WHAT THE TASK ASKS: Please repeat all of the listing exactly.

EXERCISE INPUT:
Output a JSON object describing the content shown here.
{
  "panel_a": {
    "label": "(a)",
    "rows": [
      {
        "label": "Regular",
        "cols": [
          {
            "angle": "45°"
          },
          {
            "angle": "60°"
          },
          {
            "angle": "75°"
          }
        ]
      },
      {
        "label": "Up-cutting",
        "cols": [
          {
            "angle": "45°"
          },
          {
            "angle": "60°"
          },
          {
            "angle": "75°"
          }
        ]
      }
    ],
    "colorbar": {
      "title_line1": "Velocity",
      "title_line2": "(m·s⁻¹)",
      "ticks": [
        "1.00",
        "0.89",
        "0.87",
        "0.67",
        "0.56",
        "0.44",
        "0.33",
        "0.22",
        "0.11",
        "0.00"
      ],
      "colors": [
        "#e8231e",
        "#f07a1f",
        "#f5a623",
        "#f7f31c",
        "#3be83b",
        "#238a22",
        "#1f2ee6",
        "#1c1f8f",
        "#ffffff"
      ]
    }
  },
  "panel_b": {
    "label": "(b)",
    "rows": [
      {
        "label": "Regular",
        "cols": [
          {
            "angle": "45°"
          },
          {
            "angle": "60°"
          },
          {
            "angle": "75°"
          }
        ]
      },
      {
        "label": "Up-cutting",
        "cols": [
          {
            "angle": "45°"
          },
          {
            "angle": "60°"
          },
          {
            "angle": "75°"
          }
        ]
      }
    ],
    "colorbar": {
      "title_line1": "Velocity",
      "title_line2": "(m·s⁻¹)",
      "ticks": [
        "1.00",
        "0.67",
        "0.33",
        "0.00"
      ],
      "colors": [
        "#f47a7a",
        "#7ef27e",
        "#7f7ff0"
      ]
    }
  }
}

OUTPUT FOR THIS TASK:
Output a JSON object describing the content shown here.
{
  "panel_a": {
    "label": "(a)",
    "rows": [
      {
        "label": "Regular",
        "cols": [
          {
            "angle": "45°"
          },
          {
            "angle": "60°"
          },
          {
            "angle": "75°"
          }
        ]
      },
      {
        "label": "Up-cutting",
        "cols": [
          {
            "angle": "45°"
          },
          {
            "angle": "60°"
          },
          {
            "angle": "75°"
          }
        ]
      }
    ],
    "colorbar": {
      "title_line1": "Velocity",
      "title_line2": "(m·s⁻¹)",
      "ticks": [
        "1.00",
        "0.89",
        "0.87",
        "0.67",
        "0.56",
        "0.44",
        "0.33",
        "0.22",
        "0.11",
        "0.00"
      ],
      "colors": [
        "#e8231e",
        "#f07a1f",
        "#f5a623",
        "#f7f31c",
        "#3be83b",
        "#238a22",
        "#1f2ee6",
        "#1c1f8f",
        "#ffffff"
      ]
    }
  },
  "panel_b": {
    "label": "(b)",
    "rows": [
      {
        "label": "Regular",
        "cols": [
          {
            "angle": "45°"
          },
          {
            "angle": "60°"
          },
          {
            "angle": "75°"
          }
        ]
      },
      {
        "label": "Up-cutting",
        "cols": [
          {
            "angle": "45°"
          },
          {
            "angle": "60°"
          },
          {
            "angle": "75°"
          }
        ]
      }
    ],
    "colorbar": {
      "title_line1": "Velocity",
      "title_line2": "(m·s⁻¹)",
      "ticks": [
        "1.00",
        "0.67",
        "0.33",
        "0.00"
      ],
      "colors": [
        "#f47a7a",
        "#7ef27e",
        "#7f7ff0"
      ]
    }
  }
}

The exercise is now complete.